▶ _Written problem_
How many lines in the entries below contain the word "minutes"? Reply with the number alone.

::::::::

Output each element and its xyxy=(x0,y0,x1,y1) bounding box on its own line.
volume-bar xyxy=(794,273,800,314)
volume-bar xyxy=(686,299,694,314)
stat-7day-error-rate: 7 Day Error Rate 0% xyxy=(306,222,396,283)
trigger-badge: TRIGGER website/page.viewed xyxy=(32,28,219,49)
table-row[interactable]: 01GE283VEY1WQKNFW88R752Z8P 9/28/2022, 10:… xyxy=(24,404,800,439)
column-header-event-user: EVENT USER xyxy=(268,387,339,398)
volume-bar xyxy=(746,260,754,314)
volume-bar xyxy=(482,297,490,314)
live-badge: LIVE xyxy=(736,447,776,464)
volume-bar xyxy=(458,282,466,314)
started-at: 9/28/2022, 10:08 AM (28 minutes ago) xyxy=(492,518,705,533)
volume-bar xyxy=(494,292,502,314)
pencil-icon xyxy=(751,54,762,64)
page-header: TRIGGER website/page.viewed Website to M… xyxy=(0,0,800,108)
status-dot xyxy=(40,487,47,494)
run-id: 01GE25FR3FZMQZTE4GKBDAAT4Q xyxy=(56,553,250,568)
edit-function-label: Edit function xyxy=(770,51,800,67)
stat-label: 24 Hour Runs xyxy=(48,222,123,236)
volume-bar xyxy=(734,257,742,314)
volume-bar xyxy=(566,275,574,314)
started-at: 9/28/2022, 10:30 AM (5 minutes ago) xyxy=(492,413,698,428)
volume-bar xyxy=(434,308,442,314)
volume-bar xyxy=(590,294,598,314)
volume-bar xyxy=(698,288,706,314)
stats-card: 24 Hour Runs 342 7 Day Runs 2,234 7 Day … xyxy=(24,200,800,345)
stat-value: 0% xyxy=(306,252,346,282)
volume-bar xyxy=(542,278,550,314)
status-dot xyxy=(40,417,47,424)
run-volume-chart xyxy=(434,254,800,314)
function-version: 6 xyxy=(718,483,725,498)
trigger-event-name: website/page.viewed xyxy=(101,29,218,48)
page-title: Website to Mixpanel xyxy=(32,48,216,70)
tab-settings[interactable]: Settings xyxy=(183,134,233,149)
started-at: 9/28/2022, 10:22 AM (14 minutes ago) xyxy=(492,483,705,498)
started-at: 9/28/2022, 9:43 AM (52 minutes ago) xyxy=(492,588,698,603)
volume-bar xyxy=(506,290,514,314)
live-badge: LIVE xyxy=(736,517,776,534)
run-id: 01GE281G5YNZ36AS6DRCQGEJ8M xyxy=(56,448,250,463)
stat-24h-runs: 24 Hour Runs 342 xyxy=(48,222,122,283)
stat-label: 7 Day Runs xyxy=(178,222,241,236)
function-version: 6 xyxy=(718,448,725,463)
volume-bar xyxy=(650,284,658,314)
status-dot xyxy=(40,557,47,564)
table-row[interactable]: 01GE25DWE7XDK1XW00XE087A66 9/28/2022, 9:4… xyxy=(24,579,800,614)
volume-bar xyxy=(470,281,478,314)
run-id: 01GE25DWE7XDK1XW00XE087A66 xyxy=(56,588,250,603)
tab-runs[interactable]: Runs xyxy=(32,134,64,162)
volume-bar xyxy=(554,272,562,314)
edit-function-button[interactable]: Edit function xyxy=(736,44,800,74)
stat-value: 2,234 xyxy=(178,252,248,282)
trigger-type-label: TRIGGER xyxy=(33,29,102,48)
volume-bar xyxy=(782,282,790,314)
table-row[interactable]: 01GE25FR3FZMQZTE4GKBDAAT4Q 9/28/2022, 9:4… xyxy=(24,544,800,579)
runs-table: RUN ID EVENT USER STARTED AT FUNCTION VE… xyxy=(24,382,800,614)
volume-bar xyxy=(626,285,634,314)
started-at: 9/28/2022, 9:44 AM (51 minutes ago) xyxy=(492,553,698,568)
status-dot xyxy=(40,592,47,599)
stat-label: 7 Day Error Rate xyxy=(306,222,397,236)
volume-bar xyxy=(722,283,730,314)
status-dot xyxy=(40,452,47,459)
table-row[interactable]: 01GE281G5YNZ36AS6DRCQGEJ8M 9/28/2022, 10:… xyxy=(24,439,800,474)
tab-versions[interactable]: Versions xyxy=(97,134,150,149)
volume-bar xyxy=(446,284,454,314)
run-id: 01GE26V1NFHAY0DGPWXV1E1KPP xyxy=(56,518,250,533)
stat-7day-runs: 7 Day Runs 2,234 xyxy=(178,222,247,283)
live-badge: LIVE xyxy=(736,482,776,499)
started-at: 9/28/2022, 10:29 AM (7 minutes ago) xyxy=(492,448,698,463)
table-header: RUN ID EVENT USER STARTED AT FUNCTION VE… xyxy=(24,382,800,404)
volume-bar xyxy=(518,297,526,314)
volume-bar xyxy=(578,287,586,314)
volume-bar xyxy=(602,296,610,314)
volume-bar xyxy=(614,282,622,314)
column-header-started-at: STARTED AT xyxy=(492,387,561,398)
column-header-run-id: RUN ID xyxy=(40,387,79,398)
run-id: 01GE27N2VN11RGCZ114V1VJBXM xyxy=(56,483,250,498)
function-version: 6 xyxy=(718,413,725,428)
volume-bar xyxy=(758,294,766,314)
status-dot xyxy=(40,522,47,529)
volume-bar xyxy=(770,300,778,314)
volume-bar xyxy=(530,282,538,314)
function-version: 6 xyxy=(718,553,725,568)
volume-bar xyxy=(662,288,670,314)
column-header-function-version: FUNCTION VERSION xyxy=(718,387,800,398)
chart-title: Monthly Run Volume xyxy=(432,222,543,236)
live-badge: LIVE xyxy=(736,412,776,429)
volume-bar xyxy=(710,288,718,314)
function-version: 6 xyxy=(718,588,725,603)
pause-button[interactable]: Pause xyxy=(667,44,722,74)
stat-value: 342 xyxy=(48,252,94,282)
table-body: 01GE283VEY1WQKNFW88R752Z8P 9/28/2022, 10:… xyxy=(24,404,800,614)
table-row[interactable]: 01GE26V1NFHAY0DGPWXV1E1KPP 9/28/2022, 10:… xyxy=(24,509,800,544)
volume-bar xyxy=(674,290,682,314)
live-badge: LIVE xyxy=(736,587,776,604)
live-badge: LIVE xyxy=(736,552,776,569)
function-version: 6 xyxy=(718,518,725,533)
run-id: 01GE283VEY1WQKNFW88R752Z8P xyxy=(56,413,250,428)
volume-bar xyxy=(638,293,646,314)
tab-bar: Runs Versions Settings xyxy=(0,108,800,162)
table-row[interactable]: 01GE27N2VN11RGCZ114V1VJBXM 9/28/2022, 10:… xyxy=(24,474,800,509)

::::::::

▶ _Right answer_
6